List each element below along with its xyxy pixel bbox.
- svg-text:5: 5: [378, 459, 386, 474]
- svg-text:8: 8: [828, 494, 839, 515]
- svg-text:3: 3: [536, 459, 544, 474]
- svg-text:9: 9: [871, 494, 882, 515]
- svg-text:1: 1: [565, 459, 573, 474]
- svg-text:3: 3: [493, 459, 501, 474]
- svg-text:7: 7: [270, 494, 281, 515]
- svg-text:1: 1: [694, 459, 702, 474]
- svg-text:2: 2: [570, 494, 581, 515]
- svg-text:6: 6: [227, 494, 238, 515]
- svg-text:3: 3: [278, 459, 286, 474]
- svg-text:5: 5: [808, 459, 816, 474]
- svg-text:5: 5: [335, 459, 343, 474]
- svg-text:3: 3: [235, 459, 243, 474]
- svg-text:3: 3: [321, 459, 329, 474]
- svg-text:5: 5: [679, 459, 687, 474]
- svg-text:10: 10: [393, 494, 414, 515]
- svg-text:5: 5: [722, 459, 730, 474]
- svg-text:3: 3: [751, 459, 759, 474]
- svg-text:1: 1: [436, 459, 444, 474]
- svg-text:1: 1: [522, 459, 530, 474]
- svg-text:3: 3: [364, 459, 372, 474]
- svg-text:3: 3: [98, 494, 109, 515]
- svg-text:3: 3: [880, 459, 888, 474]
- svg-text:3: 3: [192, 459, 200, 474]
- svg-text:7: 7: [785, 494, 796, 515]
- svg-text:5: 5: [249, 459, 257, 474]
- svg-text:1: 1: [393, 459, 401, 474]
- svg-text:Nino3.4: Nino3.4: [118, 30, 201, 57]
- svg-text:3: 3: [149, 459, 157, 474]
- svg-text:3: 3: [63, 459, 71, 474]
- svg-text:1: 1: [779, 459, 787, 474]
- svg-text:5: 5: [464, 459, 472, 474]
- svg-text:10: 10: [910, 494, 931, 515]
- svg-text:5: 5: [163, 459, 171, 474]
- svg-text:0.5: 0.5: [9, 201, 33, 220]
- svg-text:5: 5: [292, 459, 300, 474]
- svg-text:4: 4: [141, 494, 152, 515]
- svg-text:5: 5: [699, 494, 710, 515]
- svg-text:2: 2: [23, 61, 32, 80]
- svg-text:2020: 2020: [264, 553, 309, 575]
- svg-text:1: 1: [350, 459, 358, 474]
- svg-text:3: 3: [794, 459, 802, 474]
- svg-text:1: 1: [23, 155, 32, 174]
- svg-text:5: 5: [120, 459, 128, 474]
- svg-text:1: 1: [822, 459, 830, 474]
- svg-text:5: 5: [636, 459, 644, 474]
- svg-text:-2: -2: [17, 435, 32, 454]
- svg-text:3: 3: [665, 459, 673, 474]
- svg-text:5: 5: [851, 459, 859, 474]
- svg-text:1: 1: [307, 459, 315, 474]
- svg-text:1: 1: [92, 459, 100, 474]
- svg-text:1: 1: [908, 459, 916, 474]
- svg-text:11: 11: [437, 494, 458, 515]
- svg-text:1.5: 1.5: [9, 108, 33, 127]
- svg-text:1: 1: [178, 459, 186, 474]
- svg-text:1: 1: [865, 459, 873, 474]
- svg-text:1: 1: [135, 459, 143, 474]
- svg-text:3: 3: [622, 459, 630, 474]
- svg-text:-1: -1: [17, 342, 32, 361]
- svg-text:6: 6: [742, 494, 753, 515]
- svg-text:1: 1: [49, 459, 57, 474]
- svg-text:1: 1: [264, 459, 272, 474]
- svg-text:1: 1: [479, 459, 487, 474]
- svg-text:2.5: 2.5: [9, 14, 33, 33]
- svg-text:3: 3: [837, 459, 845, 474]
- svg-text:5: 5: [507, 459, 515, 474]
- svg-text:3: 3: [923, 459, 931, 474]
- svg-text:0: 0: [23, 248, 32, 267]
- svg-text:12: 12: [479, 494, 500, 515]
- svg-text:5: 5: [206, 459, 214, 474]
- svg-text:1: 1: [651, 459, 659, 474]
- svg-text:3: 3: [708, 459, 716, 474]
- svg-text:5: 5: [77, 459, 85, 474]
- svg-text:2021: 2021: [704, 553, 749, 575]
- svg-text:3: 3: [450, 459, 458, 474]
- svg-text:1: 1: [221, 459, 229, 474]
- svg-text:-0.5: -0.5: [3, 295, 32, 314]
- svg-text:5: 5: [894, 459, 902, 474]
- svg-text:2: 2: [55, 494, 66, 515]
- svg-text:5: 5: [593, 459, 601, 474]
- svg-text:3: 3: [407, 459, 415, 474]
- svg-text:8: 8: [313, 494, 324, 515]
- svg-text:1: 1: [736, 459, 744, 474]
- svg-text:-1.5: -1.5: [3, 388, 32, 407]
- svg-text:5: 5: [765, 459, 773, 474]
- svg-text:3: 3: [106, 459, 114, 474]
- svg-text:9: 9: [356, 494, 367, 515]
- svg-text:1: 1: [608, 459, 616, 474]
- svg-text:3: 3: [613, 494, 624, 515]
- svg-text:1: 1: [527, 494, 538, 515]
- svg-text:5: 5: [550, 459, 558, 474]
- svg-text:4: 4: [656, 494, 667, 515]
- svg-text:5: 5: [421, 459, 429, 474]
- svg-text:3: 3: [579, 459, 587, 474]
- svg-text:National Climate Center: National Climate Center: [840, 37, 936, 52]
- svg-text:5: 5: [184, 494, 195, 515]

# # # # #

Output every line of the records as a JSON list of strings, with one string per line and blank lines omitted.

[
  "List each element below along with its xyxy pixel bbox.",
  "- svg-text:5: 5: [378, 459, 386, 474]",
  "- svg-text:8: 8: [828, 494, 839, 515]",
  "- svg-text:3: 3: [536, 459, 544, 474]",
  "- svg-text:9: 9: [871, 494, 882, 515]",
  "- svg-text:1: 1: [565, 459, 573, 474]",
  "- svg-text:3: 3: [493, 459, 501, 474]",
  "- svg-text:7: 7: [270, 494, 281, 515]",
  "- svg-text:1: 1: [694, 459, 702, 474]",
  "- svg-text:2: 2: [570, 494, 581, 515]",
  "- svg-text:6: 6: [227, 494, 238, 515]",
  "- svg-text:3: 3: [278, 459, 286, 474]",
  "- svg-text:5: 5: [808, 459, 816, 474]",
  "- svg-text:5: 5: [335, 459, 343, 474]",
  "- svg-text:3: 3: [235, 459, 243, 474]",
  "- svg-text:3: 3: [321, 459, 329, 474]",
  "- svg-text:5: 5: [679, 459, 687, 474]",
  "- svg-text:10: 10: [393, 494, 414, 515]",
  "- svg-text:5: 5: [722, 459, 730, 474]",
  "- svg-text:3: 3: [751, 459, 759, 474]",
  "- svg-text:1: 1: [436, 459, 444, 474]",
  "- svg-text:1: 1: [522, 459, 530, 474]",
  "- svg-text:3: 3: [364, 459, 372, 474]",
  "- svg-text:3: 3: [98, 494, 109, 515]",
  "- svg-text:3: 3: [880, 459, 888, 474]",
  "- svg-text:3: 3: [192, 459, 200, 474]",
  "- svg-text:7: 7: [785, 494, 796, 515]",
  "- svg-text:5: 5: [249, 459, 257, 474]",
  "- svg-text:1: 1: [393, 459, 401, 474]",
  "- svg-text:Nino3.4: Nino3.4: [118, 30, 201, 57]",
  "- svg-text:3: 3: [149, 459, 157, 474]",
  "- svg-text:3: 3: [63, 459, 71, 474]",
  "- svg-text:1: 1: [779, 459, 787, 474]",
  "- svg-text:5: 5: [464, 459, 472, 474]",
  "- svg-text:10: 10: [910, 494, 931, 515]",
  "- svg-text:5: 5: [163, 459, 171, 474]",
  "- svg-text:0.5: 0.5: [9, 201, 33, 220]",
  "- svg-text:5: 5: [292, 459, 300, 474]",
  "- svg-text:4: 4: [141, 494, 152, 515]",
  "- svg-text:5: 5: [699, 494, 710, 515]",
  "- svg-text:2: 2: [23, 61, 32, 80]",
  "- svg-text:2020: 2020: [264, 553, 309, 575]",
  "- svg-text:1: 1: [350, 459, 358, 474]",
  "- svg-text:3: 3: [794, 459, 802, 474]",
  "- svg-text:1: 1: [23, 155, 32, 174]",
  "- svg-text:5: 5: [120, 459, 128, 474]",
  "- svg-text:1: 1: [822, 459, 830, 474]",
  "- svg-text:5: 5: [636, 459, 644, 474]",
  "- svg-text:-2: -2: [17, 435, 32, 454]",
  "- svg-text:3: 3: [665, 459, 673, 474]",
  "- svg-text:5: 5: [851, 459, 859, 474]",
  "- svg-text:1: 1: [307, 459, 315, 474]",
  "- svg-text:1: 1: [92, 459, 100, 474]",
  "- svg-text:1: 1: [908, 459, 916, 474]",
  "- svg-text:11: 11: [437, 494, 458, 515]",
  "- svg-text:1.5: 1.5: [9, 108, 33, 127]",
  "- svg-text:1: 1: [178, 459, 186, 474]",
  "- svg-text:1: 1: [865, 459, 873, 474]",
  "- svg-text:1: 1: [135, 459, 143, 474]",
  "- svg-text:3: 3: [622, 459, 630, 474]",
  "- svg-text:-1: -1: [17, 342, 32, 361]",
  "- svg-text:6: 6: [742, 494, 753, 515]",
  "- svg-text:1: 1: [49, 459, 57, 474]",
  "- svg-text:1: 1: [264, 459, 272, 474]",
  "- svg-text:1: 1: [479, 459, 487, 474]",
  "- svg-text:2.5: 2.5: [9, 14, 33, 33]",
  "- svg-text:3: 3: [837, 459, 845, 474]",
  "- svg-text:5: 5: [507, 459, 515, 474]",
  "- svg-text:3: 3: [923, 459, 931, 474]",
  "- svg-text:0: 0: [23, 248, 32, 267]",
  "- svg-text:12: 12: [479, 494, 500, 515]",
  "- svg-text:5: 5: [206, 459, 214, 474]",
  "- svg-text:1: 1: [651, 459, 659, 474]",
  "- svg-text:3: 3: [708, 459, 716, 474]",
  "- svg-text:5: 5: [77, 459, 85, 474]",
  "- svg-text:2021: 2021: [704, 553, 749, 575]",
  "- svg-text:3: 3: [450, 459, 458, 474]",
  "- svg-text:1: 1: [221, 459, 229, 474]",
  "- svg-text:-0.5: -0.5: [3, 295, 32, 314]",
  "- svg-text:5: 5: [894, 459, 902, 474]",
  "- svg-text:2: 2: [55, 494, 66, 515]",
  "- svg-text:5: 5: [593, 459, 601, 474]",
  "- svg-text:3: 3: [407, 459, 415, 474]",
  "- svg-text:8: 8: [313, 494, 324, 515]",
  "- svg-text:1: 1: [736, 459, 744, 474]",
  "- svg-text:-1.5: -1.5: [3, 388, 32, 407]",
  "- svg-text:5: 5: [765, 459, 773, 474]",
  "- svg-text:3: 3: [106, 459, 114, 474]",
  "- svg-text:9: 9: [356, 494, 367, 515]",
  "- svg-text:1: 1: [608, 459, 616, 474]",
  "- svg-text:3: 3: [613, 494, 624, 515]",
  "- svg-text:1: 1: [527, 494, 538, 515]",
  "- svg-text:5: 5: [550, 459, 558, 474]",
  "- svg-text:4: 4: [656, 494, 667, 515]",
  "- svg-text:5: 5: [421, 459, 429, 474]",
  "- svg-text:3: 3: [579, 459, 587, 474]",
  "- svg-text:National Climate Center: National Climate Center: [840, 37, 936, 52]",
  "- svg-text:5: 5: [184, 494, 195, 515]"
]